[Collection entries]
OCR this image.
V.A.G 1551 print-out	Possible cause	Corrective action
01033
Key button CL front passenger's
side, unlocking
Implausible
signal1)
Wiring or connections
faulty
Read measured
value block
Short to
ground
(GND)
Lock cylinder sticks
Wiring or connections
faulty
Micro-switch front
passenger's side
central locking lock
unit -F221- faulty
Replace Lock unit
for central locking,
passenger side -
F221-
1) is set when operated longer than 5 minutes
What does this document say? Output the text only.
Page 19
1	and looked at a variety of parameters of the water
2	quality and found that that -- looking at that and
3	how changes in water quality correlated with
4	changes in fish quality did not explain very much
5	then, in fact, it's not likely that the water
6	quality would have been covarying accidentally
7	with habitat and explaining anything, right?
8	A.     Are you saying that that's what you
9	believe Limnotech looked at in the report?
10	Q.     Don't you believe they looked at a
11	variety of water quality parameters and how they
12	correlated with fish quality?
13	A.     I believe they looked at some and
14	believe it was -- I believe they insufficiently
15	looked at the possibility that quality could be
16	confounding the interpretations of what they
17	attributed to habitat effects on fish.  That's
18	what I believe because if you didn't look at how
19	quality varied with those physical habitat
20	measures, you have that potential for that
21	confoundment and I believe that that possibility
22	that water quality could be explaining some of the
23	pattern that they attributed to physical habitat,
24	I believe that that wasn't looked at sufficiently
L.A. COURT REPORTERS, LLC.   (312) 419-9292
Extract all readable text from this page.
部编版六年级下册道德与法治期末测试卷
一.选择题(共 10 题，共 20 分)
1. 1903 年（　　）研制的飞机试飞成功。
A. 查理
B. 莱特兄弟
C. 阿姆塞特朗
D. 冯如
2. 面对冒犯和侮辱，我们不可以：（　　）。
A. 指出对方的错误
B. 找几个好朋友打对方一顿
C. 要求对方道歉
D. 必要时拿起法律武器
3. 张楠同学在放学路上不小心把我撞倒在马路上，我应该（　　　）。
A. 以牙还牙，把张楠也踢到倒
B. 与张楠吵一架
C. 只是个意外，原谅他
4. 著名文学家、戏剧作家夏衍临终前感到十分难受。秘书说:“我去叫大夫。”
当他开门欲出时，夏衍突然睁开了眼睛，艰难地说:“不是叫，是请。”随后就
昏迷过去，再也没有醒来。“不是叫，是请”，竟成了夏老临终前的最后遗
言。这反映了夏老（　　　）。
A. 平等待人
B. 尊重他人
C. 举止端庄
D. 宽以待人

# What you are asked to do
Could you quote, exactly as they appear, the line containing "Extract all readable text from this page." and every line after it to the end of the records above?

# Solution to this task
Extract all readable text from this page.
部编版六年级下册道德与法治期末测试卷
一.选择题(共 10 题，共 20 分)
1. 1903 年（　　）研制的飞机试飞成功。
A. 查理
B. 莱特兄弟
C. 阿姆塞特朗
D. 冯如
2. 面对冒犯和侮辱，我们不可以：（　　）。
A. 指出对方的错误
B. 找几个好朋友打对方一顿
C. 要求对方道歉
D. 必要时拿起法律武器
3. 张楠同学在放学路上不小心把我撞倒在马路上，我应该（　　　）。
A. 以牙还牙，把张楠也踢到倒
B. 与张楠吵一架
C. 只是个意外，原谅他
4. 著名文学家、戏剧作家夏衍临终前感到十分难受。秘书说:“我去叫大夫。”
当他开门欲出时，夏衍突然睁开了眼睛，艰难地说:“不是叫，是请。”随后就
昏迷过去，再也没有醒来。“不是叫，是请”，竟成了夏老临终前的最后遗
言。这反映了夏老（　　　）。
A. 平等待人
B. 尊重他人
C. 举止端庄
D. 宽以待人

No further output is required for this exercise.